◆ THE TASK ◆
Omit the images, then output each of the records below exactly.

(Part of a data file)

-- start --

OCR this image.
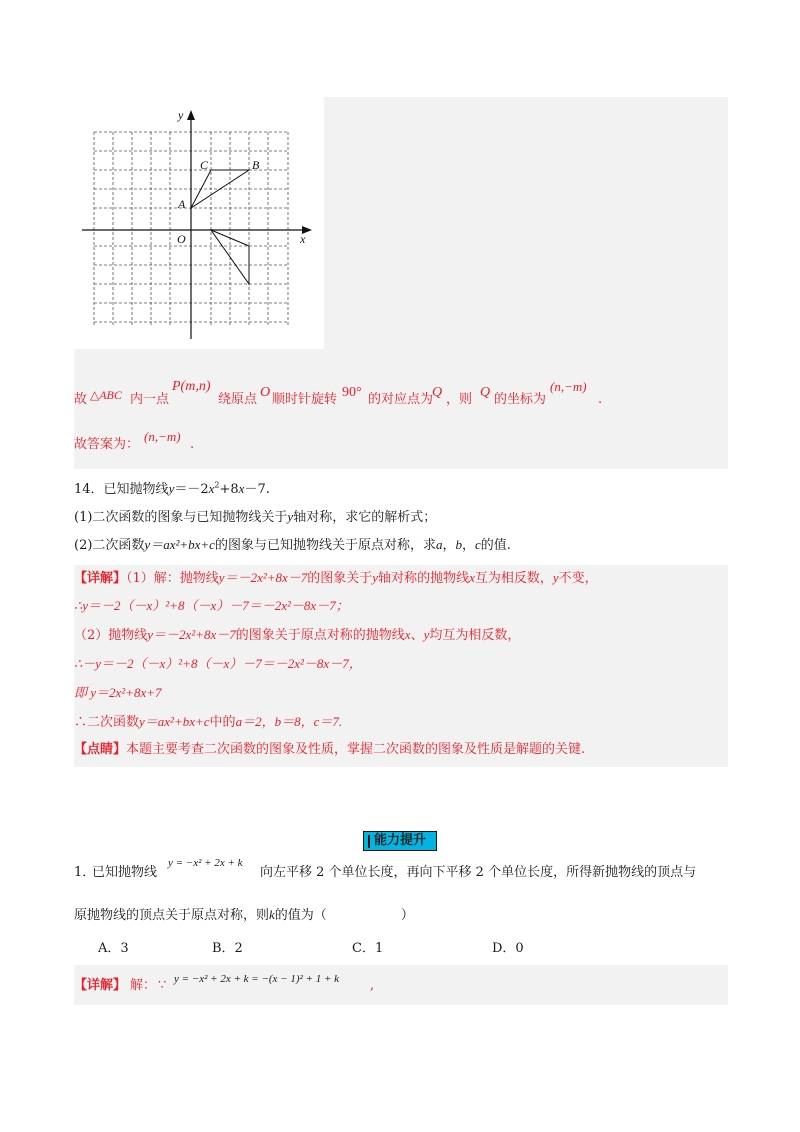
x
y
O
A
C	B
故 △ABC 内一点
P(m,n)
绕原点 O 顺时针旋转 90° 的对应点为
Q ，则 Q 的坐标为
(n,−m)
.
故答案为：
(n,−m)
.
14．已知抛物线$y=-2x^2+8x-7$.
(1)二次函数的图象与已知抛物线关于y轴对称，求它的解析式；
(2)二次函数y＝ax²+bx+c的图象与已知抛物线关于原点对称，求a，b，c的值.
【详解】（1）解：抛物线y＝－2x²+8x－7的图象关于y轴对称的抛物线x互为相反数，y不变，
∴y＝－2（－x）²+8（－x）－7＝－2x²－8x－7；
（2）抛物线y＝－2x²+8x－7的图象关于原点对称的抛物线x、y均互为相反数，
∴－y＝－2（－x）²+8（－x）－7＝－2x²－8x－7，
即 y＝2x²+8x+7
∴二次函数y＝ax²+bx+c中的a＝2，b＝8，c＝7.
【点睛】本题主要考查二次函数的图象及性质，掌握二次函数的图象及性质是解题的关键.
能力提升
1．
已知抛物线
y = −x² + 2x + k
向左平移 2 个单位长度，再向下平移 2 个单位长度，所得新抛物线的顶点与
原抛物线的顶点关于原点对称，则k的值为（	）
A．3	B．2	C．1	D．0
【详解】 解： ∵ y = −x² + 2x + k = −(x − 1)² + 1 + k ,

-- end --

◆ REPLY ◆
OCR this image.
x
y
O
A
C	B
故 △ABC 内一点
P(m,n)
绕原点 O 顺时针旋转 90° 的对应点为
Q ，则 Q 的坐标为
(n,−m)
.
故答案为：
(n,−m)
.
14．已知抛物线$y=-2x^2+8x-7$.
(1)二次函数的图象与已知抛物线关于y轴对称，求它的解析式；
(2)二次函数y＝ax²+bx+c的图象与已知抛物线关于原点对称，求a，b，c的值.
【详解】（1）解：抛物线y＝－2x²+8x－7的图象关于y轴对称的抛物线x互为相反数，y不变，
∴y＝－2（－x）²+8（－x）－7＝－2x²－8x－7；
（2）抛物线y＝－2x²+8x－7的图象关于原点对称的抛物线x、y均互为相反数，
∴－y＝－2（－x）²+8（－x）－7＝－2x²－8x－7，
即 y＝2x²+8x+7
∴二次函数y＝ax²+bx+c中的a＝2，b＝8，c＝7.
【点睛】本题主要考查二次函数的图象及性质，掌握二次函数的图象及性质是解题的关键.
能力提升
1．
已知抛物线
y = −x² + 2x + k
向左平移 2 个单位长度，再向下平移 2 个单位长度，所得新抛物线的顶点与
原抛物线的顶点关于原点对称，则k的值为（	）
A．3	B．2	C．1	D．0
【详解】 解： ∵ y = −x² + 2x + k = −(x − 1)² + 1 + k ,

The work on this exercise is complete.